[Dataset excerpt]
--- begin ---
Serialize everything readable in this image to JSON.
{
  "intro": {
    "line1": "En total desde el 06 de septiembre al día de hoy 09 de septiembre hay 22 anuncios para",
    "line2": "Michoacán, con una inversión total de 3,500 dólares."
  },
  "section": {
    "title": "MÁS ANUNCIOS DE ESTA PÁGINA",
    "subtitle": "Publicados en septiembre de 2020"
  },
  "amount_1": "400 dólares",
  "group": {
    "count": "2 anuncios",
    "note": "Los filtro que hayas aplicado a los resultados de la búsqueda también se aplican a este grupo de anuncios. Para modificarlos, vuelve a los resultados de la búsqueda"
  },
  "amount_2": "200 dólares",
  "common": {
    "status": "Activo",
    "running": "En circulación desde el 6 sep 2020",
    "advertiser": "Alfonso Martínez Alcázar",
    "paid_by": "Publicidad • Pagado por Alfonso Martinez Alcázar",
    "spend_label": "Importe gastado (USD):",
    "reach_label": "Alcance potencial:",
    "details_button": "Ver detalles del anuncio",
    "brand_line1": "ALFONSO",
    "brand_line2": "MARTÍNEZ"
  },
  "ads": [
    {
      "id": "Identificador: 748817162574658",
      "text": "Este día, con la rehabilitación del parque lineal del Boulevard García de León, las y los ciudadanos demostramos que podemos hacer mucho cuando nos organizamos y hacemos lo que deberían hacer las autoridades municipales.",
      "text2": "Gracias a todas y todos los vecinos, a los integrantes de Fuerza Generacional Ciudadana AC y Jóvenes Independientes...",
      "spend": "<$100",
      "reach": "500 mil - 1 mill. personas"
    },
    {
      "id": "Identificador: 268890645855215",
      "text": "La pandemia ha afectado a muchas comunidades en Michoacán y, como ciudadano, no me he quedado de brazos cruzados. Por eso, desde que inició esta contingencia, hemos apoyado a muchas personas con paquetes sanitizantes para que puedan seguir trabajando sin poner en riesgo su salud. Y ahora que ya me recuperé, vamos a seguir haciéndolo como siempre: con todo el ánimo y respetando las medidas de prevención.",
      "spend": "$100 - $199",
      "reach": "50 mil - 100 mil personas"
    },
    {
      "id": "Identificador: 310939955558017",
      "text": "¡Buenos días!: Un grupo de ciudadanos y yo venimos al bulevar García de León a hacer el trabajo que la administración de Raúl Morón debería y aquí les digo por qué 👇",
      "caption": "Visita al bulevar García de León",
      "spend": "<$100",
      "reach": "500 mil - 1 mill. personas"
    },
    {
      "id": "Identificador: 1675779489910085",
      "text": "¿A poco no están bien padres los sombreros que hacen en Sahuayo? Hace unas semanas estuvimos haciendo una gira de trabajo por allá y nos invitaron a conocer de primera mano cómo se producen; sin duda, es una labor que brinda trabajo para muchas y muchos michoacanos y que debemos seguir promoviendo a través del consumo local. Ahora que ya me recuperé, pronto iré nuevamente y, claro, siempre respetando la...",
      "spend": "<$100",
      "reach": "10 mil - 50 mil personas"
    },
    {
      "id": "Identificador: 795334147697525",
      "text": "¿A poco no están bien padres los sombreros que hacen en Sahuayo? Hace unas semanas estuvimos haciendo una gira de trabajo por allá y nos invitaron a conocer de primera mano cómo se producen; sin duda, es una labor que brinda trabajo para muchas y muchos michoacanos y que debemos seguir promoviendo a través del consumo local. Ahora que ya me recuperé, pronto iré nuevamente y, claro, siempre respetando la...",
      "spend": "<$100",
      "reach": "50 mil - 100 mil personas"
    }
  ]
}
--- end ---
**Written problem:** From the records above, pull out every line containing the word "bulevar".

**Result of this task:**
      "text": "¡Buenos días!: Un grupo de ciudadanos y yo venimos al bulevar García de León a hacer el trabajo que la administración de Raúl Morón debería y aquí les digo por qué 👇",
      "caption": "Visita al bulevar García de León",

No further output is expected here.